• [REQUIREMENTS] Render the records from the first line up to and including the line with "step marker 5: ⑤ — [50, 666, 74, 701]" as a Markdown table with the columns Row and Line. Give each line its row number, and leave out any blank lines.

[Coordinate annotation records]
+===+
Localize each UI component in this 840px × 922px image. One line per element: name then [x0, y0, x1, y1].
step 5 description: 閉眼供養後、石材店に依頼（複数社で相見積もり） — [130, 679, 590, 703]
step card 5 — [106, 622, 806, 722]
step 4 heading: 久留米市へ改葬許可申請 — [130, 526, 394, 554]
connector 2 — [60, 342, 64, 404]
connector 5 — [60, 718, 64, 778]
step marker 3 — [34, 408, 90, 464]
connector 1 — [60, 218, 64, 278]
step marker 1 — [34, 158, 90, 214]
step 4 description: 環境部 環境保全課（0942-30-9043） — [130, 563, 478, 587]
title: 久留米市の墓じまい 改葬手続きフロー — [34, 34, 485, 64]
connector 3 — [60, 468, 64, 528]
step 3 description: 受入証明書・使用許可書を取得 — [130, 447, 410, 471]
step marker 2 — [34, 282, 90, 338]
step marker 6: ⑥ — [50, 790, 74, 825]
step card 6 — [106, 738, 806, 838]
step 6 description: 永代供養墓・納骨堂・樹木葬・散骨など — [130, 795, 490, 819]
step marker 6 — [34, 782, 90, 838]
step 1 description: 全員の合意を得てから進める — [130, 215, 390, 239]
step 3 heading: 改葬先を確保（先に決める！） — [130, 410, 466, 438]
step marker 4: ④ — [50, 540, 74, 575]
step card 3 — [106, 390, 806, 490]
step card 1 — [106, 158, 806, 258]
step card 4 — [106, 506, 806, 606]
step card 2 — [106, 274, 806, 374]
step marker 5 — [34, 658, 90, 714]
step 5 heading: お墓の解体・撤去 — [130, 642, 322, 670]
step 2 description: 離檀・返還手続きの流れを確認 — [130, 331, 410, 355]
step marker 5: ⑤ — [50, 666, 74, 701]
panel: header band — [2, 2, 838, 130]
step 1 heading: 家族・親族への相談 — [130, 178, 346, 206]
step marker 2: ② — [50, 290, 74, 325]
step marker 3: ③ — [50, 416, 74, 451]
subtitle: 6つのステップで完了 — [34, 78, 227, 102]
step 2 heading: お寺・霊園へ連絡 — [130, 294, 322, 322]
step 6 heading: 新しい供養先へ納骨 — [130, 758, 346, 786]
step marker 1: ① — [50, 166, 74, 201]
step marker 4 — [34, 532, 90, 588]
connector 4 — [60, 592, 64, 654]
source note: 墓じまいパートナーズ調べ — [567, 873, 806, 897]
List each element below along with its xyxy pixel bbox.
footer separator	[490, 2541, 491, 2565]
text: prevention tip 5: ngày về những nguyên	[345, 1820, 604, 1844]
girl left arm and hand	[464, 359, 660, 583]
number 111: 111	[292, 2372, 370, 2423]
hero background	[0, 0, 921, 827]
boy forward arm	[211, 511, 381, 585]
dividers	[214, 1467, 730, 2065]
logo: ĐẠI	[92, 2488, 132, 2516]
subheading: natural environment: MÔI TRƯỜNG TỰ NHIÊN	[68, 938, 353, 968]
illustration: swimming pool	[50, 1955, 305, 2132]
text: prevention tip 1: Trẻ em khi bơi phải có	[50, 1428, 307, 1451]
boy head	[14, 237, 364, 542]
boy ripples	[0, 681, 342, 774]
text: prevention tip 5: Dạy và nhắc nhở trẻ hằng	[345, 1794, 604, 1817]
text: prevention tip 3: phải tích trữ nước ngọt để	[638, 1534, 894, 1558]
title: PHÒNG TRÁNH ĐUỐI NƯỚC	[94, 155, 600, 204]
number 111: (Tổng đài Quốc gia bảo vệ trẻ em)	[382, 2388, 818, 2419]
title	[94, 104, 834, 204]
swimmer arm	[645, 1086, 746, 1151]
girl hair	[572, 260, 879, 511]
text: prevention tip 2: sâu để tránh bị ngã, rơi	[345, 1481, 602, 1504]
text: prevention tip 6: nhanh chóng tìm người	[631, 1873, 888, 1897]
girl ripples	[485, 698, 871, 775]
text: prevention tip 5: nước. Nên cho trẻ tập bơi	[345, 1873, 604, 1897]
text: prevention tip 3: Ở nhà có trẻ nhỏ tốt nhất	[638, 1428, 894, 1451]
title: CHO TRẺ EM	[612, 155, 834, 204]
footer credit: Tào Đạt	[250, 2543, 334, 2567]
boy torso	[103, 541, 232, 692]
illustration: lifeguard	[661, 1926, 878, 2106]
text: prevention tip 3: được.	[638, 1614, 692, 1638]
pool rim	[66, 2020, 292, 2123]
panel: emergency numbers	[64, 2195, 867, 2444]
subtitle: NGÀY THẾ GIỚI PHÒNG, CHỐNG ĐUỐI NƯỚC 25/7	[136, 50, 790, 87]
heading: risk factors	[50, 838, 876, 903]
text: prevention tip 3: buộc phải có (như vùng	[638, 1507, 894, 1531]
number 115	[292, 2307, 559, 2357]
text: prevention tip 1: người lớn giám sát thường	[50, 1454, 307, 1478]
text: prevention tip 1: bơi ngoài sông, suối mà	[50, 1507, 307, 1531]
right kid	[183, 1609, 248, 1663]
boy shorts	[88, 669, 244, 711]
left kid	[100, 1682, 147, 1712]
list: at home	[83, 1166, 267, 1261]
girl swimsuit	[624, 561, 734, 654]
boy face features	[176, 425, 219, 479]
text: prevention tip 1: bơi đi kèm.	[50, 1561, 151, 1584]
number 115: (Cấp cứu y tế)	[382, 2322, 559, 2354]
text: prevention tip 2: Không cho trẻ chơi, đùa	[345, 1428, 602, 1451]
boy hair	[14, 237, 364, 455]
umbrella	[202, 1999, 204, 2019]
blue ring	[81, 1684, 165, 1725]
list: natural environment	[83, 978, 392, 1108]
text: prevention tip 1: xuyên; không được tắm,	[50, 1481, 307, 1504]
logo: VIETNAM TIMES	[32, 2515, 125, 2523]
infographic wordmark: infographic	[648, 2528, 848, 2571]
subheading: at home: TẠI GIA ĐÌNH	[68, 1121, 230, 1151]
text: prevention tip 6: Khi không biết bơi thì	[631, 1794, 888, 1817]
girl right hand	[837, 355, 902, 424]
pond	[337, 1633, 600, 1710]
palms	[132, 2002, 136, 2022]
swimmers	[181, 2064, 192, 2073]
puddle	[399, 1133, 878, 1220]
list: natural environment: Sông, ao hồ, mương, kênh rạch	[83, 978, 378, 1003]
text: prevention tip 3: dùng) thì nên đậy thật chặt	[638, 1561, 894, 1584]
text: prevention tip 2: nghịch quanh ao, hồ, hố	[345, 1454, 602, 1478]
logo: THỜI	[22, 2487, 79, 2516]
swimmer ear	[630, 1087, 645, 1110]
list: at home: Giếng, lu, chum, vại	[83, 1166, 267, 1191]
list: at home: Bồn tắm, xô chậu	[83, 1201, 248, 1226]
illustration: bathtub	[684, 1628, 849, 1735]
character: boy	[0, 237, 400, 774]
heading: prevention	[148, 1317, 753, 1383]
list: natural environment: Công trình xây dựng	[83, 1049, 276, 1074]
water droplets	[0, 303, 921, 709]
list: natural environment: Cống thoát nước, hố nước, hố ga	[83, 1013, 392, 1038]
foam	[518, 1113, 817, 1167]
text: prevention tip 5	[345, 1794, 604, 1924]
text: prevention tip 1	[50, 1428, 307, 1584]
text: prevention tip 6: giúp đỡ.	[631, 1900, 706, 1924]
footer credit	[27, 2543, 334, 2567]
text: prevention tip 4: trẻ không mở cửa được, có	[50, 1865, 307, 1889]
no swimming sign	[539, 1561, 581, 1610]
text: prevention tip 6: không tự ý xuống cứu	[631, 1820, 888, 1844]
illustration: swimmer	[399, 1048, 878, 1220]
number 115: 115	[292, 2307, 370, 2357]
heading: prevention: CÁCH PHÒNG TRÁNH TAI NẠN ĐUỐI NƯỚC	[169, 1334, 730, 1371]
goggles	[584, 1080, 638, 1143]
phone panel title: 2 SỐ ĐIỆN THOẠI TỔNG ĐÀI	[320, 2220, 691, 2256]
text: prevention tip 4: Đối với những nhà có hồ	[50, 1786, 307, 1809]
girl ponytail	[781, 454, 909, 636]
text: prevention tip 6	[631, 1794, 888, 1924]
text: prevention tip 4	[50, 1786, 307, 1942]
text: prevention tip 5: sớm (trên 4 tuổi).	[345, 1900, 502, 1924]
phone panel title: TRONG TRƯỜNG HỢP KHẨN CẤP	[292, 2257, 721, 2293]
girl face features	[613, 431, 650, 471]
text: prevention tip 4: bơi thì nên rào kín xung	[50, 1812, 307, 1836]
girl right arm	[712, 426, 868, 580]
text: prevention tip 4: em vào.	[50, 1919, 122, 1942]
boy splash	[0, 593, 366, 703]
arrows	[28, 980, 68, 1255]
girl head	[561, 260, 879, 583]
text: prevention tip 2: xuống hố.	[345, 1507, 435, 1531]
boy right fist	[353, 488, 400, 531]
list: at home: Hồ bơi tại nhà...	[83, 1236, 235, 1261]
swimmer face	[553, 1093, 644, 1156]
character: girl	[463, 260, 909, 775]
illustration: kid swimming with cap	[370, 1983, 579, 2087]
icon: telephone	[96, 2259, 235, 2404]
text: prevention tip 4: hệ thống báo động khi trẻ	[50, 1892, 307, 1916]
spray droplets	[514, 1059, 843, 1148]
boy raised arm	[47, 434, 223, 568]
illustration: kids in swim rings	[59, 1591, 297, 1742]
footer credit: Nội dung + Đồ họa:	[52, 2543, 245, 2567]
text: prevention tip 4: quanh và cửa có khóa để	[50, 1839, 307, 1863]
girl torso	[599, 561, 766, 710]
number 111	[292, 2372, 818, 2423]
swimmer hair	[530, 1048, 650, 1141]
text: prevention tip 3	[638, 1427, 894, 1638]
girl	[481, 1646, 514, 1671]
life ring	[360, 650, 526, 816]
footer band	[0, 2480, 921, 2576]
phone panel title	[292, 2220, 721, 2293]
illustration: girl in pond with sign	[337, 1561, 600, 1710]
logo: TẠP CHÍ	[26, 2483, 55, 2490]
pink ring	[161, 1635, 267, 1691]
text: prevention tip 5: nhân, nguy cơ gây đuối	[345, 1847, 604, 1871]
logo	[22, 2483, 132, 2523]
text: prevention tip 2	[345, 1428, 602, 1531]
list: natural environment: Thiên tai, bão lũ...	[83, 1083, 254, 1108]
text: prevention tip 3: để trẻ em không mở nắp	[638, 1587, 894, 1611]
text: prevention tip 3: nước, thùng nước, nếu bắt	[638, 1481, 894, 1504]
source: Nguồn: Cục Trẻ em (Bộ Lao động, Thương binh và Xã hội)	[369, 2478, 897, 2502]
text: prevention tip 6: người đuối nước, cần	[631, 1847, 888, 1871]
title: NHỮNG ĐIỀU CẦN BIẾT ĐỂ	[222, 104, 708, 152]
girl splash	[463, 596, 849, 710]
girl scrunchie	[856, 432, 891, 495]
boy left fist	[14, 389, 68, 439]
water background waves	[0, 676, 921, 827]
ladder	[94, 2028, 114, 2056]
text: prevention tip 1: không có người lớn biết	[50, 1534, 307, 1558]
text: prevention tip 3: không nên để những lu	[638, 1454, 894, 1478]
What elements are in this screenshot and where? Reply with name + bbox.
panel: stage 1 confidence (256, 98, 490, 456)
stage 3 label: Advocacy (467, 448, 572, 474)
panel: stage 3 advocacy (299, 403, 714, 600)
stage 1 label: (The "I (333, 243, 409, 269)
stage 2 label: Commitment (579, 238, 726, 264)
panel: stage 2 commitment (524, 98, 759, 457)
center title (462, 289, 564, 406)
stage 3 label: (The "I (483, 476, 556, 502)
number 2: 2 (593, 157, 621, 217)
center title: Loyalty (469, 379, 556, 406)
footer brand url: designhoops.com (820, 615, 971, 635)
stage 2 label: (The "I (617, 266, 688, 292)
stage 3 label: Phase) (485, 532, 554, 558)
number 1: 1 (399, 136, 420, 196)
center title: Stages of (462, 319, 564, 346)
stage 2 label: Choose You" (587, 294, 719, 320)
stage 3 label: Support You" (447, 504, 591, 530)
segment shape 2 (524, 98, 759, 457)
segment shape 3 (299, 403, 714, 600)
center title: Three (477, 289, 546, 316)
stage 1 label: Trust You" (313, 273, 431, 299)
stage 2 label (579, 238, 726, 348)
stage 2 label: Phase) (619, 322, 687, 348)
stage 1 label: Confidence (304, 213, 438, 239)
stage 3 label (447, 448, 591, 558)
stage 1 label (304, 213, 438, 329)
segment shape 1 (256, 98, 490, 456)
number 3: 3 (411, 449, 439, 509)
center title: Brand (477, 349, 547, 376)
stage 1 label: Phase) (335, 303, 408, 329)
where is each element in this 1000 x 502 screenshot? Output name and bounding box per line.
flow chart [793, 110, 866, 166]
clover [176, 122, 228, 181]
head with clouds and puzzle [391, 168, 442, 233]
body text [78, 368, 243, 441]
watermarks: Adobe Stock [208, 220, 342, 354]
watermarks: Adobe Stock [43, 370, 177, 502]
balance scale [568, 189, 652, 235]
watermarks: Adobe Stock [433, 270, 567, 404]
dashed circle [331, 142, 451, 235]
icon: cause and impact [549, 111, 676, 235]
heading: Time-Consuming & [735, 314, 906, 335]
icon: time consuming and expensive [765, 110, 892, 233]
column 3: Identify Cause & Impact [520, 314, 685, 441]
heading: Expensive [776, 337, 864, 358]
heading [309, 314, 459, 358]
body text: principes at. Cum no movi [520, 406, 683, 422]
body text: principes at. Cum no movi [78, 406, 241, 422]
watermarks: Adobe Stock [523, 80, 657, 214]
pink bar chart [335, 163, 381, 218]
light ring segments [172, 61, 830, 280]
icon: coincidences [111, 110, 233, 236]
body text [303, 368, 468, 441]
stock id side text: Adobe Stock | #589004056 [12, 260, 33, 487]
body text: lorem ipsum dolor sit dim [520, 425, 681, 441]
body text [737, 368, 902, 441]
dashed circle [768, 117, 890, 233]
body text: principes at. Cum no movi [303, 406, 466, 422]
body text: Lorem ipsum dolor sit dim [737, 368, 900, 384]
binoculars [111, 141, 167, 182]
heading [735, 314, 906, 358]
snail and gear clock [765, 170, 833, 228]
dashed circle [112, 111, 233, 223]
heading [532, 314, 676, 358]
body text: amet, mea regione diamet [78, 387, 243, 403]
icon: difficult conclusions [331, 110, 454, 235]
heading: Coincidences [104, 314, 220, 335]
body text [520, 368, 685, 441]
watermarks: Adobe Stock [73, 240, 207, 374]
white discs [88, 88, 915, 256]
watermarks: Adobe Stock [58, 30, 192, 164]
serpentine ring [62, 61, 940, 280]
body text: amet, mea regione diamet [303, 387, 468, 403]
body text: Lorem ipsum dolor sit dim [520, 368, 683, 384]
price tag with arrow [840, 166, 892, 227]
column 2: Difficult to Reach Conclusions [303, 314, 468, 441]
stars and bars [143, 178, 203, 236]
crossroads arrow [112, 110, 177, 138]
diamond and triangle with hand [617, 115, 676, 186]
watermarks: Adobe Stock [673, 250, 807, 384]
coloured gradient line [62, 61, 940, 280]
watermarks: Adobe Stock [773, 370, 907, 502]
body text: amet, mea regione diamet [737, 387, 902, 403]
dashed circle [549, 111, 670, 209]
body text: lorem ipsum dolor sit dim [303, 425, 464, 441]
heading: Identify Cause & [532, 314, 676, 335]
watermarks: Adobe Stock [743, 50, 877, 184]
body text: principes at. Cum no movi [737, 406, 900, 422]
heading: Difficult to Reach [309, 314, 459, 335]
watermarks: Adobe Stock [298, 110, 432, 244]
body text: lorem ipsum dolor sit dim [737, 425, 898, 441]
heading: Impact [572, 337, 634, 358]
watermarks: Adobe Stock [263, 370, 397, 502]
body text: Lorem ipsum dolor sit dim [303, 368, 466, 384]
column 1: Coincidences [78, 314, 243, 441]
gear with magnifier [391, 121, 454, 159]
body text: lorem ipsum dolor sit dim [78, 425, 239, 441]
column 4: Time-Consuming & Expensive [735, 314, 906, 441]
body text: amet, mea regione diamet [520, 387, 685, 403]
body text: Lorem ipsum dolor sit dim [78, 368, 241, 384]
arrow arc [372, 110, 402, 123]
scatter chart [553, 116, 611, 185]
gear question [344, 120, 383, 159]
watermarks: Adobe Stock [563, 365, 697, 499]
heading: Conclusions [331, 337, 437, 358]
+===+
• [RESPONSE BELOW]
| Row | Line |
|---|---|
| 1 | Localize each UI component in this 840px × 922px image. One line per element: name then [x0, y0, x1, y1]. |
| 2 | step 5 description: 閉眼供養後、石材店に依頼（複数社で相見積もり） — [130, 679, 590, 703] |
| 3 | step card 5 — [106, 622, 806, 722] |
| 4 | step 4 heading: 久留米市へ改葬許可申請 — [130, 526, 394, 554] |
| 5 | connector 2 — [60, 342, 64, 404] |
| 6 | connector 5 — [60, 718, 64, 778] |
| 7 | step marker 3 — [34, 408, 90, 464] |
| 8 | connector 1 — [60, 218, 64, 278] |
| 9 | step marker 1 — [34, 158, 90, 214] |
| 10 | step 4 description: 環境部 環境保全課（0942-30-9043） — [130, 563, 478, 587] |
| 11 | title: 久留米市の墓じまい 改葬手続きフロー — [34, 34, 485, 64] |
| 12 | connector 3 — [60, 468, 64, 528] |
| 13 | step 3 description: 受入証明書・使用許可書を取得 — [130, 447, 410, 471] |
| 14 | step marker 2 — [34, 282, 90, 338] |
| 15 | step marker 6: ⑥ — [50, 790, 74, 825] |
| 16 | step card 6 — [106, 738, 806, 838] |
| 17 | step 6 description: 永代供養墓・納骨堂・樹木葬・散骨など — [130, 795, 490, 819] |
| 18 | step marker 6 — [34, 782, 90, 838] |
| 19 | step 1 description: 全員の合意を得てから進める — [130, 215, 390, 239] |
| 20 | step 3 heading: 改葬先を確保（先に決める！） — [130, 410, 466, 438] |
| 21 | step marker 4: ④ — [50, 540, 74, 575] |
| 22 | step card 3 — [106, 390, 806, 490] |
| 23 | step card 1 — [106, 158, 806, 258] |
| 24 | step card 4 — [106, 506, 806, 606] |
| 25 | step card 2 — [106, 274, 806, 374] |
| 26 | step marker 5 — [34, 658, 90, 714] |
| 27 | step 5 heading: お墓の解体・撤去 — [130, 642, 322, 670] |
| 28 | step 2 description: 離檀・返還手続きの流れを確認 — [130, 331, 410, 355] |
| 29 | step marker 5: ⑤ — [50, 666, 74, 701] |